Data listing:
--- start ---

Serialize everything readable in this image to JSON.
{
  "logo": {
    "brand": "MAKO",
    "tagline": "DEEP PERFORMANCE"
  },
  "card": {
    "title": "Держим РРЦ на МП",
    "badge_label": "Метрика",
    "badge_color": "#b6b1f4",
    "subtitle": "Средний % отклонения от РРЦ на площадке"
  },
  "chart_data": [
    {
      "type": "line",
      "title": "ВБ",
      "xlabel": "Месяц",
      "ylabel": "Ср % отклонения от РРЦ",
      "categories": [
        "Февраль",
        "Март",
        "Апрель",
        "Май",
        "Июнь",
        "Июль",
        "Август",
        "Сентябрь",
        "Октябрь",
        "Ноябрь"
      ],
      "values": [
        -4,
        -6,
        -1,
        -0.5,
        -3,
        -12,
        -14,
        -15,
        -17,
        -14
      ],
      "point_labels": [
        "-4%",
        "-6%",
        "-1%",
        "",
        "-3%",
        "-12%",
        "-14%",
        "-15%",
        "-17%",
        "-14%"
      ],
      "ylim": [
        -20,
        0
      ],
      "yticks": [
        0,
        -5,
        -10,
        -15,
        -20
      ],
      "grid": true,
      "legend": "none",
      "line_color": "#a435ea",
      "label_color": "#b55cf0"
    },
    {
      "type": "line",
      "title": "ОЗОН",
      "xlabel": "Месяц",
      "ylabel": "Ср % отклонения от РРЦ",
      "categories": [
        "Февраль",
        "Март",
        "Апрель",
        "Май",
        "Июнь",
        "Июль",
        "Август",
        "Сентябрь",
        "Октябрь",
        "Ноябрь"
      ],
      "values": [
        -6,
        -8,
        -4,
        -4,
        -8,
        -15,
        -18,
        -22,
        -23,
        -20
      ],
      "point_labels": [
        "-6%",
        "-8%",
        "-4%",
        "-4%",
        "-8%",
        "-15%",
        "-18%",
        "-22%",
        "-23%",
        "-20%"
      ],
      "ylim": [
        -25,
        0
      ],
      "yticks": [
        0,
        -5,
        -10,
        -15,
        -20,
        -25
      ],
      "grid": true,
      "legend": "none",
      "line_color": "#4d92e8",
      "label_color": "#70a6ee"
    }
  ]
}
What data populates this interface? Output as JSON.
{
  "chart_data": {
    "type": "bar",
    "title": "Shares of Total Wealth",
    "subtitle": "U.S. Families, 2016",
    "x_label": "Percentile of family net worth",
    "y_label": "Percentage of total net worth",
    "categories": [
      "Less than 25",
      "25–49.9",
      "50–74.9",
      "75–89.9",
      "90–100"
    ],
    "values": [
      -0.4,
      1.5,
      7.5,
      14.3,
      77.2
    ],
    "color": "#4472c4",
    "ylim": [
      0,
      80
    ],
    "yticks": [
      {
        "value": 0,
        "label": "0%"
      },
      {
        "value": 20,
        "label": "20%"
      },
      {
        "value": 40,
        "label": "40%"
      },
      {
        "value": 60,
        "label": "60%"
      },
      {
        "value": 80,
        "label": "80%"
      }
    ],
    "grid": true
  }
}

--- end ---

● Problem requirements:
Gather and return every line that holds the string "worth".

● Response to this exercise:
    "x_label": "Percentile of family net worth",
    "y_label": "Percentage of total net worth",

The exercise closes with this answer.